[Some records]
========================================================================

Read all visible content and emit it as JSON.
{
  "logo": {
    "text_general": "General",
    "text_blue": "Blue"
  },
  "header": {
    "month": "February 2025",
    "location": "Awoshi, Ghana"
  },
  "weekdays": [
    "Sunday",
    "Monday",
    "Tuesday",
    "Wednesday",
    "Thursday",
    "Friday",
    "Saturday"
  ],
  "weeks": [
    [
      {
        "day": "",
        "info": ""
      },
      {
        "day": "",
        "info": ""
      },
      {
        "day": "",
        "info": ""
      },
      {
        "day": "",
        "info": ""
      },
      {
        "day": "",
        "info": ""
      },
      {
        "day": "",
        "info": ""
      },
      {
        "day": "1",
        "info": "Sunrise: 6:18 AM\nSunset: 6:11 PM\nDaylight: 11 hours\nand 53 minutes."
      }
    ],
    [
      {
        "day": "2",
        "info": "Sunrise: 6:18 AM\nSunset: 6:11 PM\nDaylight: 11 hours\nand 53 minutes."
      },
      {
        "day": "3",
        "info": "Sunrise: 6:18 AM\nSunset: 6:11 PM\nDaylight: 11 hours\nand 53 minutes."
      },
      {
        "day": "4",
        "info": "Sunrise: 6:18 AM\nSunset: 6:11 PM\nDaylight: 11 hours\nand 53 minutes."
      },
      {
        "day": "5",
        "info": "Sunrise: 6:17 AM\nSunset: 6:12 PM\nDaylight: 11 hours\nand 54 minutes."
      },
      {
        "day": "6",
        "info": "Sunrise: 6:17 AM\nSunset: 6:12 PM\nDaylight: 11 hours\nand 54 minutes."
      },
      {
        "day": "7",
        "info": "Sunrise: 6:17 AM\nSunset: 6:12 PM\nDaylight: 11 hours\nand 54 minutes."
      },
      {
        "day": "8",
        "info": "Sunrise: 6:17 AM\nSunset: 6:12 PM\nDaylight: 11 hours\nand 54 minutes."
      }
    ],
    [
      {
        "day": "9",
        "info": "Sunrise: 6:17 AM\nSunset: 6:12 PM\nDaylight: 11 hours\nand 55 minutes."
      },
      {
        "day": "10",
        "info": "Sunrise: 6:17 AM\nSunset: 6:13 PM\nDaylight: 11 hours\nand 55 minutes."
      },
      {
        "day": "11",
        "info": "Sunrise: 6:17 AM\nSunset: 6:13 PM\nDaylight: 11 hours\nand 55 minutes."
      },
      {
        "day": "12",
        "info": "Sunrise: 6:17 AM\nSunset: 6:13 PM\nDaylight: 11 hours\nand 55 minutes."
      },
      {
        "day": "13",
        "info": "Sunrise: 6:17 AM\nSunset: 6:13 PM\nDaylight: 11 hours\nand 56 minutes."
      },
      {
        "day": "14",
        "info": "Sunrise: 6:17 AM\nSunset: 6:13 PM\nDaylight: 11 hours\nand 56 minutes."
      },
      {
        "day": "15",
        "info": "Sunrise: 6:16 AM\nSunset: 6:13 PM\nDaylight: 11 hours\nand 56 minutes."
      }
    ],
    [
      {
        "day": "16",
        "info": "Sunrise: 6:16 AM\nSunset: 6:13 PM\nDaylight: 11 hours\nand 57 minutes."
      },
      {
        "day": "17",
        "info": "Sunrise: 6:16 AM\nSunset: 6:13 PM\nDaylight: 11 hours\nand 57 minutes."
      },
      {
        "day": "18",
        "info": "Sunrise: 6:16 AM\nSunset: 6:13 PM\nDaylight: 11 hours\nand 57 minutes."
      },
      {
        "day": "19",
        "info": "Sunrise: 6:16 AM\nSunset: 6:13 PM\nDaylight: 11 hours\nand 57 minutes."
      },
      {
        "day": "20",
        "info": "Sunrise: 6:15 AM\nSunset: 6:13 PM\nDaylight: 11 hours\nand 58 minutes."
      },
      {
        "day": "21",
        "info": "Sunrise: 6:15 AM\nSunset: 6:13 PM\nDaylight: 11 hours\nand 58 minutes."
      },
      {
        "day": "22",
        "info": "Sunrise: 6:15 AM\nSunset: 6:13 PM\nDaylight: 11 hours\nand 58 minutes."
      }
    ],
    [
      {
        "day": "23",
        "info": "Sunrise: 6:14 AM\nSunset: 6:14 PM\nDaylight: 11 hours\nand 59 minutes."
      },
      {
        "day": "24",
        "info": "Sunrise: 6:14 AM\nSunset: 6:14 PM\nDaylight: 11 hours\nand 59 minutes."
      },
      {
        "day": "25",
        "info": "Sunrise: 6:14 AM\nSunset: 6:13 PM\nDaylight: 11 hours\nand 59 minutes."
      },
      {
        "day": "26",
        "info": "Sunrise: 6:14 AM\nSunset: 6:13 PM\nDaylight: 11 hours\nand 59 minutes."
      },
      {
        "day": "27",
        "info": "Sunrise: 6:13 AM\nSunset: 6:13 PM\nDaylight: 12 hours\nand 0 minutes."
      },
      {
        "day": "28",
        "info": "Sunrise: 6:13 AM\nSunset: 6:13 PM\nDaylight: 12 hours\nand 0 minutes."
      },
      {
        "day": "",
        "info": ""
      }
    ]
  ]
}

========================================================================

--- Given problem ---
Above are some records; repeat all of them exactly.

--- Solution to the problem ---
Read all visible content and emit it as JSON.
{
  "logo": {
    "text_general": "General",
    "text_blue": "Blue"
  },
  "header": {
    "month": "February 2025",
    "location": "Awoshi, Ghana"
  },
  "weekdays": [
    "Sunday",
    "Monday",
    "Tuesday",
    "Wednesday",
    "Thursday",
    "Friday",
    "Saturday"
  ],
  "weeks": [
    [
      {
        "day": "",
        "info": ""
      },
      {
        "day": "",
        "info": ""
      },
      {
        "day": "",
        "info": ""
      },
      {
        "day": "",
        "info": ""
      },
      {
        "day": "",
        "info": ""
      },
      {
        "day": "",
        "info": ""
      },
      {
        "day": "1",
        "info": "Sunrise: 6:18 AM\nSunset: 6:11 PM\nDaylight: 11 hours\nand 53 minutes."
      }
    ],
    [
      {
        "day": "2",
        "info": "Sunrise: 6:18 AM\nSunset: 6:11 PM\nDaylight: 11 hours\nand 53 minutes."
      },
      {
        "day": "3",
        "info": "Sunrise: 6:18 AM\nSunset: 6:11 PM\nDaylight: 11 hours\nand 53 minutes."
      },
      {
        "day": "4",
        "info": "Sunrise: 6:18 AM\nSunset: 6:11 PM\nDaylight: 11 hours\nand 53 minutes."
      },
      {
        "day": "5",
        "info": "Sunrise: 6:17 AM\nSunset: 6:12 PM\nDaylight: 11 hours\nand 54 minutes."
      },
      {
        "day": "6",
        "info": "Sunrise: 6:17 AM\nSunset: 6:12 PM\nDaylight: 11 hours\nand 54 minutes."
      },
      {
        "day": "7",
        "info": "Sunrise: 6:17 AM\nSunset: 6:12 PM\nDaylight: 11 hours\nand 54 minutes."
      },
      {
        "day": "8",
        "info": "Sunrise: 6:17 AM\nSunset: 6:12 PM\nDaylight: 11 hours\nand 54 minutes."
      }
    ],
    [
      {
        "day": "9",
        "info": "Sunrise: 6:17 AM\nSunset: 6:12 PM\nDaylight: 11 hours\nand 55 minutes."
      },
      {
        "day": "10",
        "info": "Sunrise: 6:17 AM\nSunset: 6:13 PM\nDaylight: 11 hours\nand 55 minutes."
      },
      {
        "day": "11",
        "info": "Sunrise: 6:17 AM\nSunset: 6:13 PM\nDaylight: 11 hours\nand 55 minutes."
      },
      {
        "day": "12",
        "info": "Sunrise: 6:17 AM\nSunset: 6:13 PM\nDaylight: 11 hours\nand 55 minutes."
      },
      {
        "day": "13",
        "info": "Sunrise: 6:17 AM\nSunset: 6:13 PM\nDaylight: 11 hours\nand 56 minutes."
      },
      {
        "day": "14",
        "info": "Sunrise: 6:17 AM\nSunset: 6:13 PM\nDaylight: 11 hours\nand 56 minutes."
      },
      {
        "day": "15",
        "info": "Sunrise: 6:16 AM\nSunset: 6:13 PM\nDaylight: 11 hours\nand 56 minutes."
      }
    ],
    [
      {
        "day": "16",
        "info": "Sunrise: 6:16 AM\nSunset: 6:13 PM\nDaylight: 11 hours\nand 57 minutes."
      },
      {
        "day": "17",
        "info": "Sunrise: 6:16 AM\nSunset: 6:13 PM\nDaylight: 11 hours\nand 57 minutes."
      },
      {
        "day": "18",
        "info": "Sunrise: 6:16 AM\nSunset: 6:13 PM\nDaylight: 11 hours\nand 57 minutes."
      },
      {
        "day": "19",
        "info": "Sunrise: 6:16 AM\nSunset: 6:13 PM\nDaylight: 11 hours\nand 57 minutes."
      },
      {
        "day": "20",
        "info": "Sunrise: 6:15 AM\nSunset: 6:13 PM\nDaylight: 11 hours\nand 58 minutes."
      },
      {
        "day": "21",
        "info": "Sunrise: 6:15 AM\nSunset: 6:13 PM\nDaylight: 11 hours\nand 58 minutes."
      },
      {
        "day": "22",
        "info": "Sunrise: 6:15 AM\nSunset: 6:13 PM\nDaylight: 11 hours\nand 58 minutes."
      }
    ],
    [
      {
        "day": "23",
        "info": "Sunrise: 6:14 AM\nSunset: 6:14 PM\nDaylight: 11 hours\nand 59 minutes."
      },
      {
        "day": "24",
        "info": "Sunrise: 6:14 AM\nSunset: 6:14 PM\nDaylight: 11 hours\nand 59 minutes."
      },
      {
        "day": "25",
        "info": "Sunrise: 6:14 AM\nSunset: 6:13 PM\nDaylight: 11 hours\nand 59 minutes."
      },
      {
        "day": "26",
        "info": "Sunrise: 6:14 AM\nSunset: 6:13 PM\nDaylight: 11 hours\nand 59 minutes."
      },
      {
        "day": "27",
        "info": "Sunrise: 6:13 AM\nSunset: 6:13 PM\nDaylight: 12 hours\nand 0 minutes."
      },
      {
        "day": "28",
        "info": "Sunrise: 6:13 AM\nSunset: 6:13 PM\nDaylight: 12 hours\nand 0 minutes."
      },
      {
        "day": "",
        "info": ""
      }
    ]
  ]
}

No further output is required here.